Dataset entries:
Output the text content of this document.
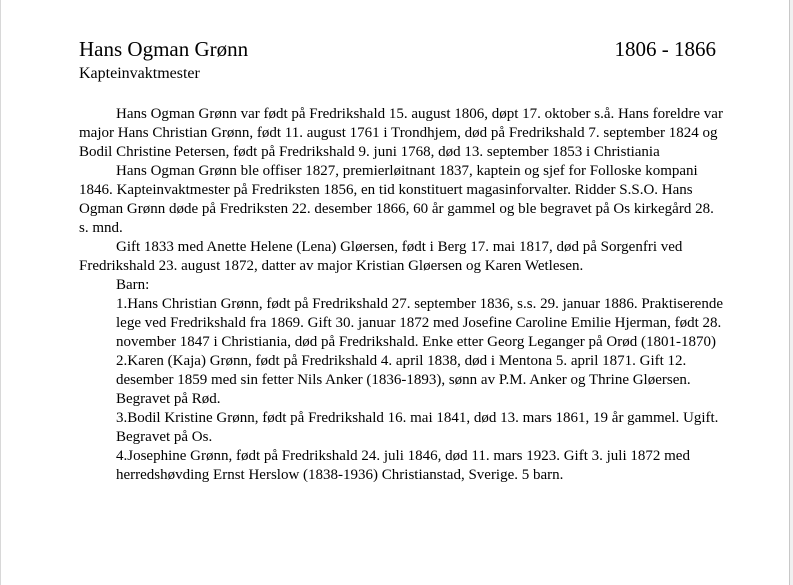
Hans Ogman Grønn	1806 - 1866
Kapteinvaktmester

Hans Ogman Grønn var født på Fredrikshald 15. august 1806, døpt 17. oktober s.å. Hans foreldre var major Hans Christian Grønn, født 11. august 1761 i Trondhjem, død på Fredrikshald 7. september 1824 og Bodil Christine Petersen, født på Fredrikshald 9. juni 1768, død 13. september 1853 i Christiania

Hans Ogman Grønn ble offiser 1827, premierløitnant 1837, kaptein og sjef for Folloske kompani 1846. Kapteinvaktmester på Fredriksten 1856, en tid konstituert magasinforvalter. Ridder S.S.O. Hans Ogman Grønn døde på Fredriksten 22. desember 1866, 60 år gammel og ble begravet på Os kirkegård 28. s. mnd.

Gift 1833 med Anette Helene (Lena) Gløersen, født i Berg 17. mai 1817, død på Sorgenfri ved Fredrikshald 23. august 1872, datter av major Kristian Gløersen og Karen Wetlesen.

Barn:

1.Hans Christian Grønn, født på Fredrikshald 27. september 1836, s.s. 29. januar 1886. Praktiserende lege ved Fredrikshald fra 1869. Gift 30. januar 1872 med Josefine Caroline Emilie Hjerman, født 28. november 1847 i Christiania, død på Fredrikshald. Enke etter Georg Leganger på Orød (1801-1870)

2.Karen (Kaja) Grønn, født på Fredrikshald 4. april 1838, død i Mentona 5. april 1871. Gift 12. desember 1859 med sin fetter Nils Anker (1836-1893), sønn av P.M. Anker og Thrine Gløersen. Begravet på Rød.

3.Bodil Kristine Grønn, født på Fredrikshald 16. mai 1841, død 13. mars 1861, 19 år gammel. Ugift. Begravet på Os.

4.Josephine Grønn, født på Fredrikshald 24. juli 1846, død 11. mars 1923. Gift 3. juli 1872 med herredshøvding Ernst Herslow (1838-1936) Christianstad, Sverige. 5 barn.
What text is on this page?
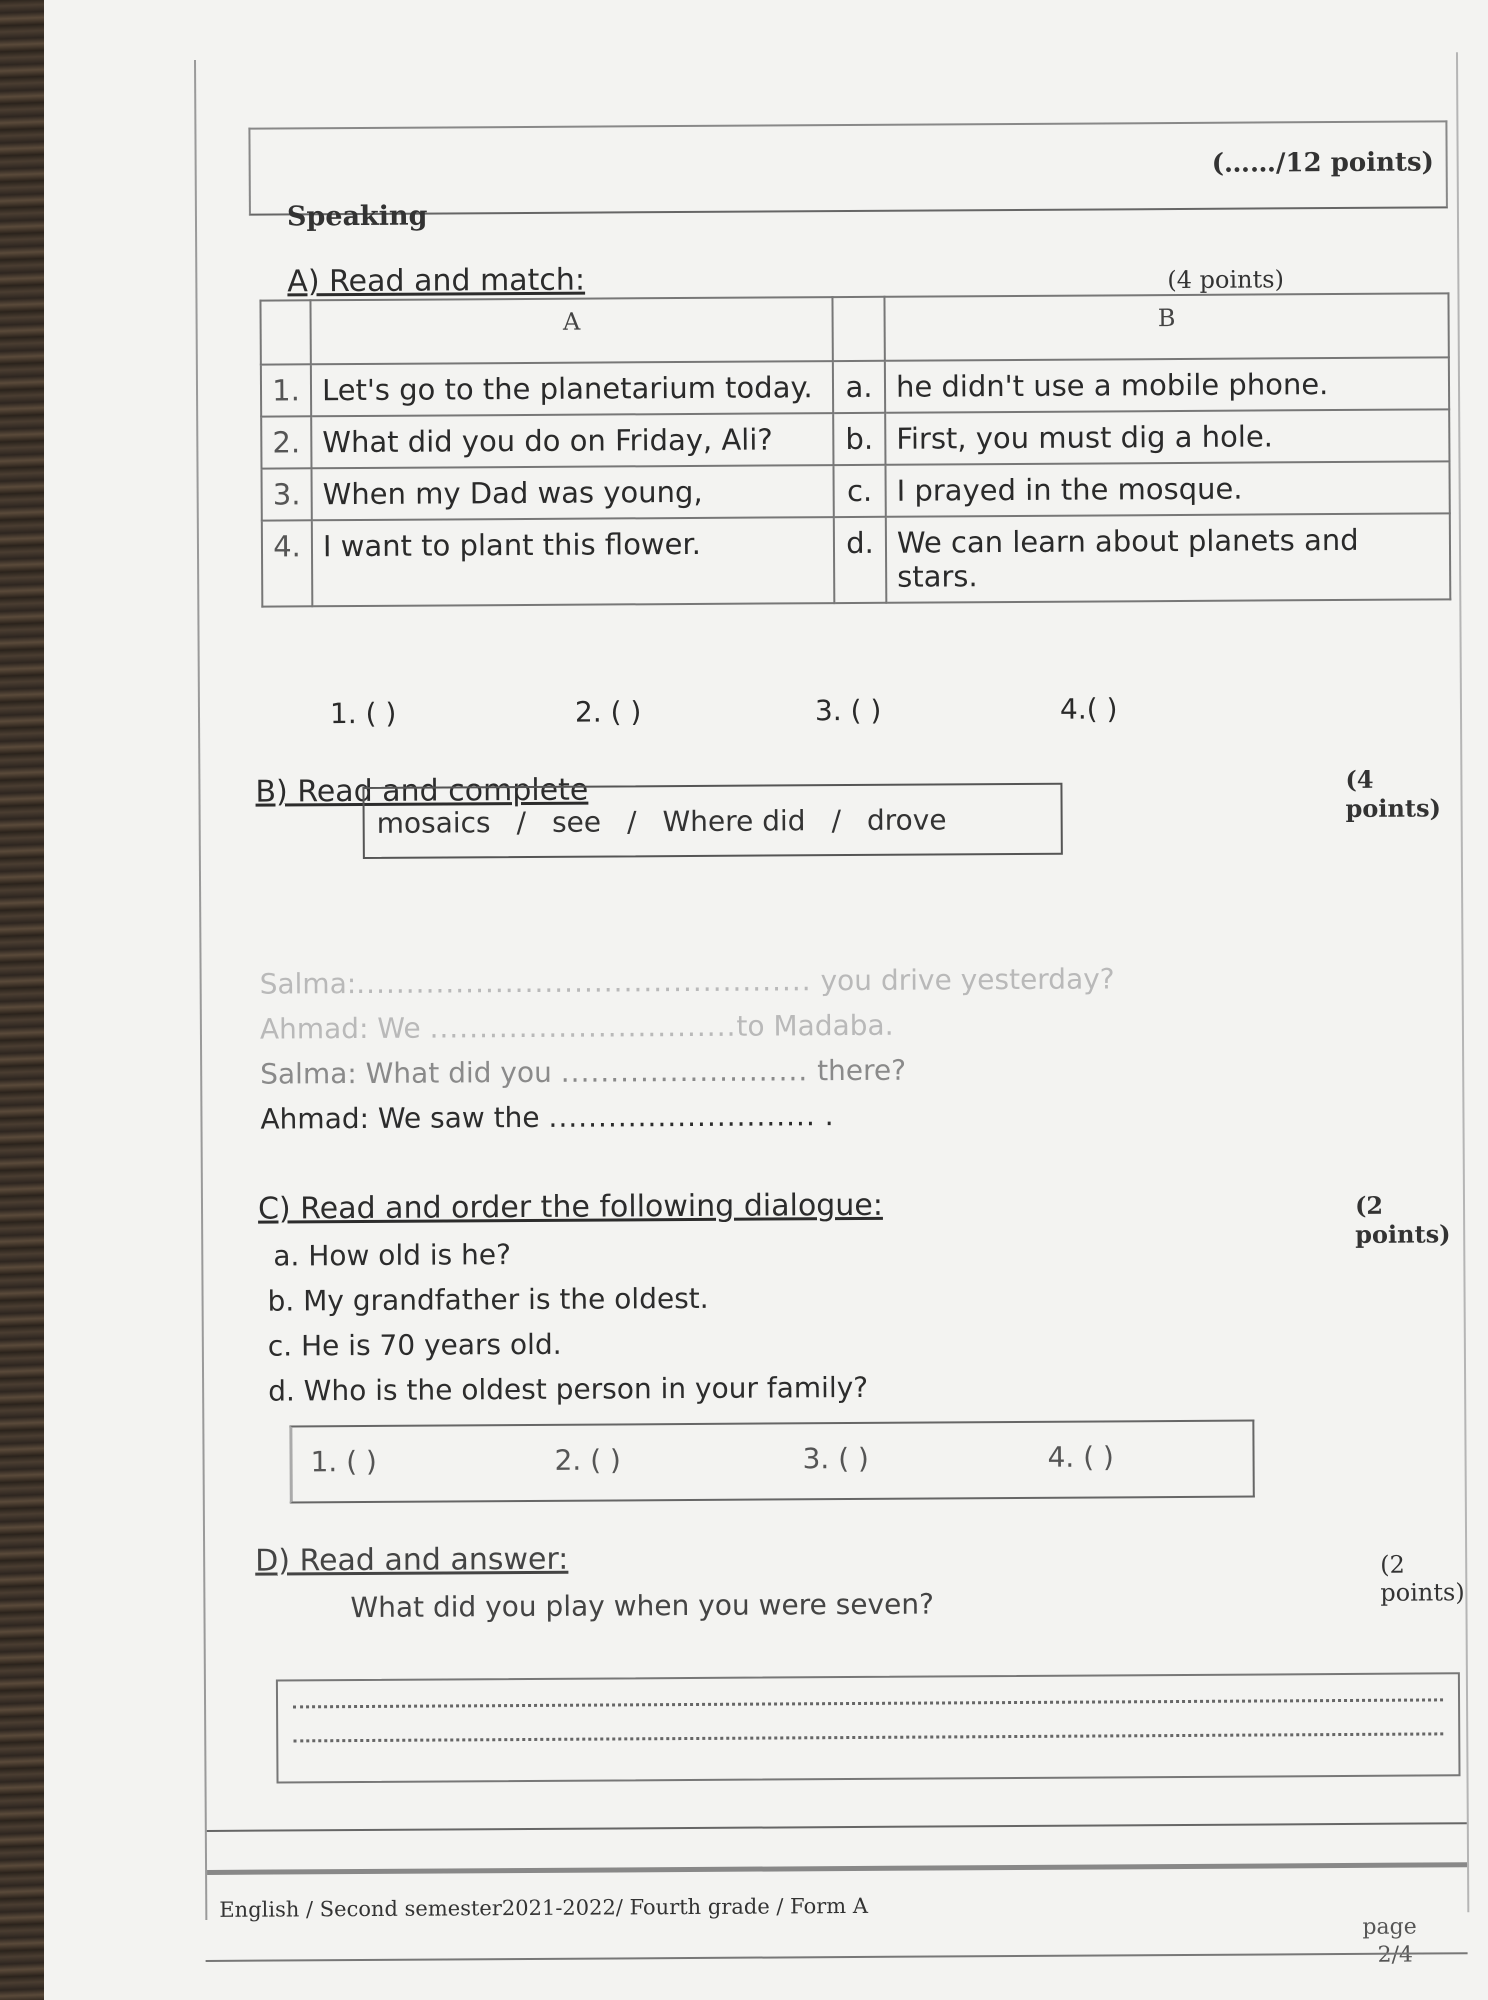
(……/12 points)
Speaking
A) Read and match:	(4 points)
	A		B
1.	Let's go to the planetarium today.	a.	he didn't use a mobile phone.
2.	What did you do on Friday, Ali?	b.	First, you must dig a hole.
3.	When my Dad was young,	c.	I prayed in the mosque.
4.	I want to plant this flower.	d.	We can learn about planets and stars.
1. ( )	2. ( )	3. ( )	4.( )
B) Read and complete	(4 points)
mosaics / see / Where did / drove
Salma:.............................................. you drive yesterday?
Ahmad: We ...............................to Madaba.
Salma: What did you ......................... there?
Ahmad: We saw the ........................... .
C) Read and order the following dialogue:	(2 points)
a. How old is he?
b. My grandfather is the oldest.
c. He is 70 years old.
d. Who is the oldest person in your family?
1. ( )	2. ( )	3. ( )	4. ( )
D) Read and answer:	(2 points)
What did you play when you were seven?
English / Second semester2021-2022/ Fourth grade / Form A
page
2/4
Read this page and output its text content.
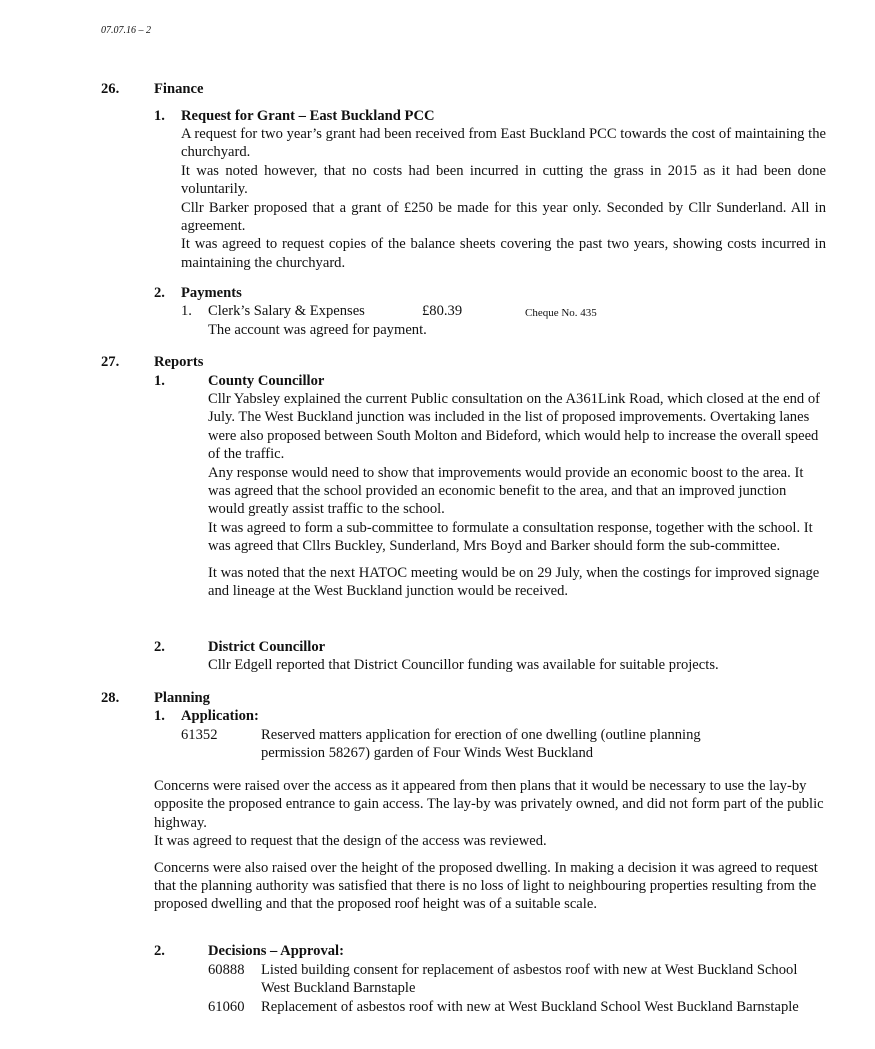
07.07.16 – 2
26. Finance
1. Request for Grant – East Buckland PCC

A request for two year’s grant had been received from East Buckland PCC towards the cost of maintaining the churchyard.

It was noted however, that no costs had been incurred in cutting the grass in 2015 as it had been done voluntarily.

Cllr Barker proposed that a grant of £250 be made for this year only. Seconded by Cllr Sunderland. All in agreement.

It was agreed to request copies of the balance sheets covering the past two years, showing costs incurred in maintaining the churchyard.

2. Payments
1. Clerk’s Salary & Expenses	£80.39	Cheque No. 435
The account was agreed for payment.
27. Reports
1.	County Councillor

Cllr Yabsley explained the current Public consultation on the A361Link Road, which closed at the end of July. The West Buckland junction was included in the list of proposed improvements. Overtaking lanes were also proposed between South Molton and Bideford, which would help to increase the overall speed of the traffic.

Any response would need to show that improvements would provide an economic boost to the area. It was agreed that the school provided an economic benefit to the area, and that an improved junction would greatly assist traffic to the school.

It was agreed to form a sub-committee to formulate a consultation response, together with the school. It was agreed that Cllrs Buckley, Sunderland, Mrs Boyd and Barker should form the sub-committee.

It was noted that the next HATOC meeting would be on 29 July, when the costings for improved signage and lineage at the West Buckland junction would be received.

2.	District Councillor
Cllr Edgell reported that District Councillor funding was available for suitable projects.
28. Planning
1. Application:
61352	Reserved matters application for erection of one dwelling (outline planning permission 58267) garden of Four Winds West Buckland

Concerns were raised over the access as it appeared from then plans that it would be necessary to use the lay-by opposite the proposed entrance to gain access. The lay-by was privately owned, and did not form part of the public highway.

It was agreed to request that the design of the access was reviewed.

Concerns were also raised over the height of the proposed dwelling. In making a decision it was agreed to request that the planning authority was satisfied that there is no loss of light to neighbouring properties resulting from the proposed dwelling and that the proposed roof height was of a suitable scale.

2.	Decisions – Approval:
60888 Listed building consent for replacement of asbestos roof with new at West Buckland School West Buckland Barnstaple
61060 Replacement of asbestos roof with new at West Buckland School West Buckland Barnstaple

**The request:**
Report the number of lines in the entries above that include the word "Read" and add nothing to it.

**Solution to the problem:**
5